### THE INPUT
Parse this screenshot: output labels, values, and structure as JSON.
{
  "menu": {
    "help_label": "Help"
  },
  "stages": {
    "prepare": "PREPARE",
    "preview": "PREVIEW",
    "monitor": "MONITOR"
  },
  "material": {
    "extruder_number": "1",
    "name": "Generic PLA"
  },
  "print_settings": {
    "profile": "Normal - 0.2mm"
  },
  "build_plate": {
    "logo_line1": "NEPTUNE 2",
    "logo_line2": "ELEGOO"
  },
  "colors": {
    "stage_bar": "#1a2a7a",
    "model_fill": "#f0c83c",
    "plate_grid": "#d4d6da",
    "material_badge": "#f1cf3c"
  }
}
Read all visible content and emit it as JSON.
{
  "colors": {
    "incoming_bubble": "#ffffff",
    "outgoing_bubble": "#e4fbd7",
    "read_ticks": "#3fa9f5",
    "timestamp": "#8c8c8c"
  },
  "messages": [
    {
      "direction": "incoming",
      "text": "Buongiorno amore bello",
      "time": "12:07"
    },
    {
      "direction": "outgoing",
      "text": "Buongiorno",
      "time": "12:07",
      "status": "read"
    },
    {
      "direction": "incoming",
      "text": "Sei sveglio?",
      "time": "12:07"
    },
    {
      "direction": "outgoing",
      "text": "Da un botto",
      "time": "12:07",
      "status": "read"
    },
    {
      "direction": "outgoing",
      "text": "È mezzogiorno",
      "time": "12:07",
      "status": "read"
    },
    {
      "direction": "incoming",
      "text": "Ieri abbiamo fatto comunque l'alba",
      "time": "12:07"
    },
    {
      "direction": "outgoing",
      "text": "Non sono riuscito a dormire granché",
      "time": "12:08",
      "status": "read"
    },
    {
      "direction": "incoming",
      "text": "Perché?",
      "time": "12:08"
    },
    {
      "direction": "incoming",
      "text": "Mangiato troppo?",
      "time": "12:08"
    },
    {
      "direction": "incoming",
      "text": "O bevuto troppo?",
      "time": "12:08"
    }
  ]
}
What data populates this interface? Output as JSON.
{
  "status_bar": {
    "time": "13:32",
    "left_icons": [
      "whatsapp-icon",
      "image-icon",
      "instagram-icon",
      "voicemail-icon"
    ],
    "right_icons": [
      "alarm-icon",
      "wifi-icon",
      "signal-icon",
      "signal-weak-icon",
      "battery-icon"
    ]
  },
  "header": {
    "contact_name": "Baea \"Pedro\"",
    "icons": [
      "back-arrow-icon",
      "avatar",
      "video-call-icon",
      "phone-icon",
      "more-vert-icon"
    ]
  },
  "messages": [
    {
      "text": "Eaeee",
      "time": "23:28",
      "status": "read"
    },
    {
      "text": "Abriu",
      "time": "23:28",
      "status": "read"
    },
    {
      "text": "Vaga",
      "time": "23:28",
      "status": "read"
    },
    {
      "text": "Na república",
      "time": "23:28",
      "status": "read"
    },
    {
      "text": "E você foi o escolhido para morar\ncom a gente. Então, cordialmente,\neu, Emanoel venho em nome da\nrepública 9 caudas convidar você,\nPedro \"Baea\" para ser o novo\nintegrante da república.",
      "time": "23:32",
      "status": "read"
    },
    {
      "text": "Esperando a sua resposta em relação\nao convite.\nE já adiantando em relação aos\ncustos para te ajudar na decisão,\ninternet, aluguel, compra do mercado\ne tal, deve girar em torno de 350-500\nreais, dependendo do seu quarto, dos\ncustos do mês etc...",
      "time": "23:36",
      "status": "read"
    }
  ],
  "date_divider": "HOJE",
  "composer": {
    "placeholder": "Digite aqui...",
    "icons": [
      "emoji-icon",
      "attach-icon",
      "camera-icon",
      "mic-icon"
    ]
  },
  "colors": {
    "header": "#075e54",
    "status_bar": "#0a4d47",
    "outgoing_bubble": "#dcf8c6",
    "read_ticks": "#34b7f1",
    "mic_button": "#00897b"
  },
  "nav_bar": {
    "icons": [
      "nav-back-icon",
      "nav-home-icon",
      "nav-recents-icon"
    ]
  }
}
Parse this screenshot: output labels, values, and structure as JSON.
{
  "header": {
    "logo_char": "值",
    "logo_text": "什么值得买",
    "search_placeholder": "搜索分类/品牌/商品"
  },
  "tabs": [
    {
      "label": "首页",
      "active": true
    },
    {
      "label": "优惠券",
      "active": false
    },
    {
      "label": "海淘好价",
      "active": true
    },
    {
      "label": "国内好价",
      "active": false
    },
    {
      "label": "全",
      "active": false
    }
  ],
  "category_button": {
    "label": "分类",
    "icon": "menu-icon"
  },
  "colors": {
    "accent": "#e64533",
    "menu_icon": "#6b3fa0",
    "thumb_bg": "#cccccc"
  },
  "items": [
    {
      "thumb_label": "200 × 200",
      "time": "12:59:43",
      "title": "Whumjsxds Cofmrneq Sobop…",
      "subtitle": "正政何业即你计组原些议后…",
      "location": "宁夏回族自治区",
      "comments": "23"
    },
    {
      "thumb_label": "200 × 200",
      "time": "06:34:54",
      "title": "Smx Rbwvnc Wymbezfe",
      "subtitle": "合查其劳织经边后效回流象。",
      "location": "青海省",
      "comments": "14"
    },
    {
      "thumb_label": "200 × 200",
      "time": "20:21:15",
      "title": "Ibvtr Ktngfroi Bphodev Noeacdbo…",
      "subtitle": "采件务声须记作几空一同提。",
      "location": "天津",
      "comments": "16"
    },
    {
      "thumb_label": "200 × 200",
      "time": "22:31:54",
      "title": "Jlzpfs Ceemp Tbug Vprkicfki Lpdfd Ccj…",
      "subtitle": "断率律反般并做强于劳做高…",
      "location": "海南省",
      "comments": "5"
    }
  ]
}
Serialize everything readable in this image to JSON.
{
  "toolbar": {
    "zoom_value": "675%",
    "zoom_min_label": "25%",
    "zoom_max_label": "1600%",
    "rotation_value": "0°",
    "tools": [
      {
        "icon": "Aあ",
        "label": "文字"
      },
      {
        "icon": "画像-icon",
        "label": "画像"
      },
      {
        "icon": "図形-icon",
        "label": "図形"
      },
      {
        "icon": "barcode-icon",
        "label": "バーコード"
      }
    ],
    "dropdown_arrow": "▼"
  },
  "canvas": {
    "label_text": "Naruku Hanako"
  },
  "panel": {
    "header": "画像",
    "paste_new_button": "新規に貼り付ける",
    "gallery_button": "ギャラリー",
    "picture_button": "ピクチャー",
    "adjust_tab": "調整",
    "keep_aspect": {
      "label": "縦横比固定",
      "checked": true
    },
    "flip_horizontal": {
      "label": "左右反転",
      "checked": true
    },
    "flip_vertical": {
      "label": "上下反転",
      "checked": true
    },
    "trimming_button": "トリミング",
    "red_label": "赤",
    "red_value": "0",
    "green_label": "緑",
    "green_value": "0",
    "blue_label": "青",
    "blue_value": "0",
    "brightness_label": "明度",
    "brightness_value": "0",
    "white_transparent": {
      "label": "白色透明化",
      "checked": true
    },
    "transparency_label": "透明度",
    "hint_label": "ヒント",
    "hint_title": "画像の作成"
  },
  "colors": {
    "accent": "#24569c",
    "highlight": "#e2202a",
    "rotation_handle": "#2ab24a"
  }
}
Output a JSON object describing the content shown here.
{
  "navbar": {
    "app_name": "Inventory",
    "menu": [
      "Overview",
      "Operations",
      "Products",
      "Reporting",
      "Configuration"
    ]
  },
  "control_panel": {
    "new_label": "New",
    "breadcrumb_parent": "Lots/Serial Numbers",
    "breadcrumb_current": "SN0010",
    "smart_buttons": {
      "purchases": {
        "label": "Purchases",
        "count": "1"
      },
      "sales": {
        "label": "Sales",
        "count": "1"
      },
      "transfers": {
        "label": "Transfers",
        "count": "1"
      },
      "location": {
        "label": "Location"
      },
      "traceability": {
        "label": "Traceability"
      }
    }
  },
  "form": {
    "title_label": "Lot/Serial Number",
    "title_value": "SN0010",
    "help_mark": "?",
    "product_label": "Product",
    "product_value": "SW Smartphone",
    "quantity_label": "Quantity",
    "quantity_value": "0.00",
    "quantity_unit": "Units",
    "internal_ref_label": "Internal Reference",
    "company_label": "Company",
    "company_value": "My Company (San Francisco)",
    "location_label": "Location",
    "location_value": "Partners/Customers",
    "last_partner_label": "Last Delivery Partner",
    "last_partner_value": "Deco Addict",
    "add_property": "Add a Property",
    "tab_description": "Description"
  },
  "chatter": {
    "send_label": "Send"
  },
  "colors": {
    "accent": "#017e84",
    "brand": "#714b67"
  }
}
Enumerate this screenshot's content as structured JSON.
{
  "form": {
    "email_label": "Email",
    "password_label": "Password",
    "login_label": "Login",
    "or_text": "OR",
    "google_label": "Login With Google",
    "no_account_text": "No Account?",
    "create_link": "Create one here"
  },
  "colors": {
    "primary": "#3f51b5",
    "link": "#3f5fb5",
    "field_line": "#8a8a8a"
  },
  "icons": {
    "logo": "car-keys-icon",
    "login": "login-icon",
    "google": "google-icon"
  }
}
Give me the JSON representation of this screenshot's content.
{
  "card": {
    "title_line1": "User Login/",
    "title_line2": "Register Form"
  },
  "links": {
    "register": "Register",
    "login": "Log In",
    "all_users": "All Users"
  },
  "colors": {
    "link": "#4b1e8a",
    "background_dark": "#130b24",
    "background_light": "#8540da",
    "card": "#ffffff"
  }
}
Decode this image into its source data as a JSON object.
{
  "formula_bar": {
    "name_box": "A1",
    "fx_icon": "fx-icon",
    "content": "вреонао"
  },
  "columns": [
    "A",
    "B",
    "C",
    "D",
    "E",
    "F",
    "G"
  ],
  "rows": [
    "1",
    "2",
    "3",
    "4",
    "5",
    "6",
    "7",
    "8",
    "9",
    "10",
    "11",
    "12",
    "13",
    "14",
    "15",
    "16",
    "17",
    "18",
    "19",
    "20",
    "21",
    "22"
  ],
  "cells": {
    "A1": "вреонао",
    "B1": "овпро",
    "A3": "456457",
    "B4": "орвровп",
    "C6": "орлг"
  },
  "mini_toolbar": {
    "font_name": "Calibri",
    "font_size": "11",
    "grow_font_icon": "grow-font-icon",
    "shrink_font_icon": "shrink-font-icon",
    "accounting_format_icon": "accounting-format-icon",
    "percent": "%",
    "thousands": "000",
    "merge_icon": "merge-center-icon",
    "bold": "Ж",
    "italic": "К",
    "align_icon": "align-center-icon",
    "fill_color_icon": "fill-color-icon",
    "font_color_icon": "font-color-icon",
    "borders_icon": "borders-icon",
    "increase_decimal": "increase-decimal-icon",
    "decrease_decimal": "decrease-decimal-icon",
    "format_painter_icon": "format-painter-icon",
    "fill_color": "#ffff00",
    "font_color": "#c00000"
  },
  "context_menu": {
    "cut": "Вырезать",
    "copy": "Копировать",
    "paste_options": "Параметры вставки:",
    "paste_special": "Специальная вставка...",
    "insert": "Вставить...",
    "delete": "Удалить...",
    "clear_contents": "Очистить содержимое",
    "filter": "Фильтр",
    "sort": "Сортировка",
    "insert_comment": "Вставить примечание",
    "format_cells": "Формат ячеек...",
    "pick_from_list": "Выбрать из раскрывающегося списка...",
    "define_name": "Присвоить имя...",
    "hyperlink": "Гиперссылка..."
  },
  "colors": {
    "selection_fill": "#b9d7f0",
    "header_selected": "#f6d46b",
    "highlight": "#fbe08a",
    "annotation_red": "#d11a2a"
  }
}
######
▶ _INSTRUCTIONS FOR THE TASK_:
Of the lines in the listing, how many hold the word "data"? Nothing but the number is needed.

▶ _SOLUTION TO THE EXERCISE_:
2